→ Task objective
Below are some records: retype them all exactly, but not the pictures.

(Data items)

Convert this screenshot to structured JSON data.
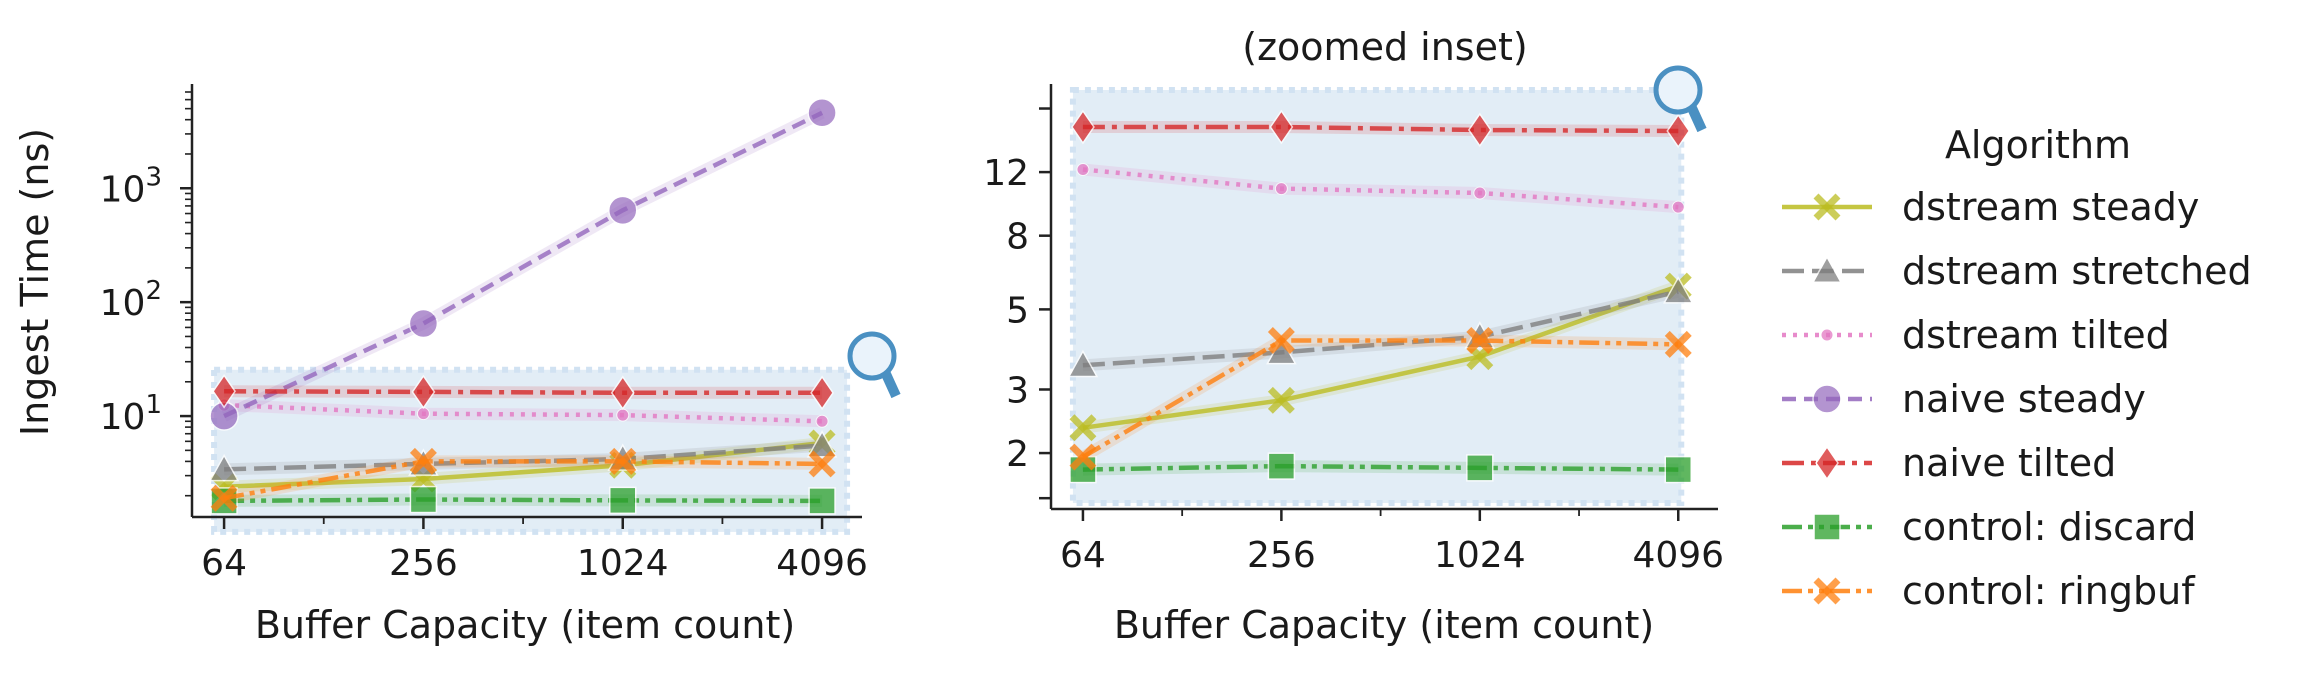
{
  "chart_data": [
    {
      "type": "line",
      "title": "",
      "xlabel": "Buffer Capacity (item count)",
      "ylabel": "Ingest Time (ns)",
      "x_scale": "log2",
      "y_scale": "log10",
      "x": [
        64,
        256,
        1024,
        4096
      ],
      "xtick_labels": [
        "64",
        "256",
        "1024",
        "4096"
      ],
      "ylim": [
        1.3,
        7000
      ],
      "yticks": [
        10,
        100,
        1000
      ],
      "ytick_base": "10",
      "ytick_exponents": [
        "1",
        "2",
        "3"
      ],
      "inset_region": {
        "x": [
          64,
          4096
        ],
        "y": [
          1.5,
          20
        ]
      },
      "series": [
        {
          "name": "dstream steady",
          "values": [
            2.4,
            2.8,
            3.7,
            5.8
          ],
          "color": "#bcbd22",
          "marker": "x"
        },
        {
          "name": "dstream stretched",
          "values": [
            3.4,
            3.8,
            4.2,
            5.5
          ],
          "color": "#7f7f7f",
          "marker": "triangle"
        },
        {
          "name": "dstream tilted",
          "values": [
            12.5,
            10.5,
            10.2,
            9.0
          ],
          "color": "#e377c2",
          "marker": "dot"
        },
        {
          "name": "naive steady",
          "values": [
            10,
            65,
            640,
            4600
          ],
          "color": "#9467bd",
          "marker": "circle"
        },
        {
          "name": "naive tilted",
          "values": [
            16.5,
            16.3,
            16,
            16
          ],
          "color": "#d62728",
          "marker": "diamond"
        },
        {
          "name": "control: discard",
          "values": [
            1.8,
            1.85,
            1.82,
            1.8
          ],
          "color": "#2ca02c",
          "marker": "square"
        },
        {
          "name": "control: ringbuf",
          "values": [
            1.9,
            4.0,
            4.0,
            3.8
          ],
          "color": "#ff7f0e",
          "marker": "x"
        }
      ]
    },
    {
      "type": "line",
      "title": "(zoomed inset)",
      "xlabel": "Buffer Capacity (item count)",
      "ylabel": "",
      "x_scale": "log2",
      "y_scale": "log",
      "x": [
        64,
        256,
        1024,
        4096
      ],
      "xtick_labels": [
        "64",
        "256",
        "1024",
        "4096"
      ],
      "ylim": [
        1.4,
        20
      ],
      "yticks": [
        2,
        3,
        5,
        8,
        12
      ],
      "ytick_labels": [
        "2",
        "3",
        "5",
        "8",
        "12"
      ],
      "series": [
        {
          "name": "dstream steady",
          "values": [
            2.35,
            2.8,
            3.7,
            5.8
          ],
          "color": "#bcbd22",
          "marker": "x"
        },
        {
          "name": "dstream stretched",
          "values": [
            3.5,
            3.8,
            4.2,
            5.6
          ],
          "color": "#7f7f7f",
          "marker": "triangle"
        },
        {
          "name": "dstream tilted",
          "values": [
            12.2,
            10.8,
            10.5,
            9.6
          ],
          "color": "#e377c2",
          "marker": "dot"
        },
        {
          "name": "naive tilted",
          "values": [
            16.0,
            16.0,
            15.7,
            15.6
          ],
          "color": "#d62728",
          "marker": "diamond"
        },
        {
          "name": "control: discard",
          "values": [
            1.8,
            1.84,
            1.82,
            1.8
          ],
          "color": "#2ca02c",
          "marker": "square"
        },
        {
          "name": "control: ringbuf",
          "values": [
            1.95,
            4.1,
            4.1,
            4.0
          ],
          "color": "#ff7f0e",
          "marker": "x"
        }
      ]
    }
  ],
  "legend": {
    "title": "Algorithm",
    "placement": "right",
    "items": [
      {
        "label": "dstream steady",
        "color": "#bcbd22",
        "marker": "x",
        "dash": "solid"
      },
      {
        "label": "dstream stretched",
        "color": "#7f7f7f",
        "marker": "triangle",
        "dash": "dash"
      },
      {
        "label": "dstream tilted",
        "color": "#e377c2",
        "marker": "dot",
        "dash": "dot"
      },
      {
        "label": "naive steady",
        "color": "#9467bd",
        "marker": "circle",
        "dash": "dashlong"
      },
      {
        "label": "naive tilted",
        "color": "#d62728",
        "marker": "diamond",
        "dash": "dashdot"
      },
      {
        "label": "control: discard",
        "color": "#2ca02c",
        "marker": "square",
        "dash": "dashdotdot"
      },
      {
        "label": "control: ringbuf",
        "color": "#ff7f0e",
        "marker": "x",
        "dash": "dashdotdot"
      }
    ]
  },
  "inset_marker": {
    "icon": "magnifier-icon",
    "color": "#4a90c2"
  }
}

→ Task response
Convert this screenshot to structured JSON data.
{
  "chart_data": [
    {
      "type": "line",
      "title": "",
      "xlabel": "Buffer Capacity (item count)",
      "ylabel": "Ingest Time (ns)",
      "x_scale": "log2",
      "y_scale": "log10",
      "x": [
        64,
        256,
        1024,
        4096
      ],
      "xtick_labels": [
        "64",
        "256",
        "1024",
        "4096"
      ],
      "ylim": [
        1.3,
        7000
      ],
      "yticks": [
        10,
        100,
        1000
      ],
      "ytick_base": "10",
      "ytick_exponents": [
        "1",
        "2",
        "3"
      ],
      "inset_region": {
        "x": [
          64,
          4096
        ],
        "y": [
          1.5,
          20
        ]
      },
      "series": [
        {
          "name": "dstream steady",
          "values": [
            2.4,
            2.8,
            3.7,
            5.8
          ],
          "color": "#bcbd22",
          "marker": "x"
        },
        {
          "name": "dstream stretched",
          "values": [
            3.4,
            3.8,
            4.2,
            5.5
          ],
          "color": "#7f7f7f",
          "marker": "triangle"
        },
        {
          "name": "dstream tilted",
          "values": [
            12.5,
            10.5,
            10.2,
            9.0
          ],
          "color": "#e377c2",
          "marker": "dot"
        },
        {
          "name": "naive steady",
          "values": [
            10,
            65,
            640,
            4600
          ],
          "color": "#9467bd",
          "marker": "circle"
        },
        {
          "name": "naive tilted",
          "values": [
            16.5,
            16.3,
            16,
            16
          ],
          "color": "#d62728",
          "marker": "diamond"
        },
        {
          "name": "control: discard",
          "values": [
            1.8,
            1.85,
            1.82,
            1.8
          ],
          "color": "#2ca02c",
          "marker": "square"
        },
        {
          "name": "control: ringbuf",
          "values": [
            1.9,
            4.0,
            4.0,
            3.8
          ],
          "color": "#ff7f0e",
          "marker": "x"
        }
      ]
    },
    {
      "type": "line",
      "title": "(zoomed inset)",
      "xlabel": "Buffer Capacity (item count)",
      "ylabel": "",
      "x_scale": "log2",
      "y_scale": "log",
      "x": [
        64,
        256,
        1024,
        4096
      ],
      "xtick_labels": [
        "64",
        "256",
        "1024",
        "4096"
      ],
      "ylim": [
        1.4,
        20
      ],
      "yticks": [
        2,
        3,
        5,
        8,
        12
      ],
      "ytick_labels": [
        "2",
        "3",
        "5",
        "8",
        "12"
      ],
      "series": [
        {
          "name": "dstream steady",
          "values": [
            2.35,
            2.8,
            3.7,
            5.8
          ],
          "color": "#bcbd22",
          "marker": "x"
        },
        {
          "name": "dstream stretched",
          "values": [
            3.5,
            3.8,
            4.2,
            5.6
          ],
          "color": "#7f7f7f",
          "marker": "triangle"
        },
        {
          "name": "dstream tilted",
          "values": [
            12.2,
            10.8,
            10.5,
            9.6
          ],
          "color": "#e377c2",
          "marker": "dot"
        },
        {
          "name": "naive tilted",
          "values": [
            16.0,
            16.0,
            15.7,
            15.6
          ],
          "color": "#d62728",
          "marker": "diamond"
        },
        {
          "name": "control: discard",
          "values": [
            1.8,
            1.84,
            1.82,
            1.8
          ],
          "color": "#2ca02c",
          "marker": "square"
        },
        {
          "name": "control: ringbuf",
          "values": [
            1.95,
            4.1,
            4.1,
            4.0
          ],
          "color": "#ff7f0e",
          "marker": "x"
        }
      ]
    }
  ],
  "legend": {
    "title": "Algorithm",
    "placement": "right",
    "items": [
      {
        "label": "dstream steady",
        "color": "#bcbd22",
        "marker": "x",
        "dash": "solid"
      },
      {
        "label": "dstream stretched",
        "color": "#7f7f7f",
        "marker": "triangle",
        "dash": "dash"
      },
      {
        "label": "dstream tilted",
        "color": "#e377c2",
        "marker": "dot",
        "dash": "dot"
      },
      {
        "label": "naive steady",
        "color": "#9467bd",
        "marker": "circle",
        "dash": "dashlong"
      },
      {
        "label": "naive tilted",
        "color": "#d62728",
        "marker": "diamond",
        "dash": "dashdot"
      },
      {
        "label": "control: discard",
        "color": "#2ca02c",
        "marker": "square",
        "dash": "dashdotdot"
      },
      {
        "label": "control: ringbuf",
        "color": "#ff7f0e",
        "marker": "x",
        "dash": "dashdotdot"
      }
    ]
  },
  "inset_marker": {
    "icon": "magnifier-icon",
    "color": "#4a90c2"
  }
}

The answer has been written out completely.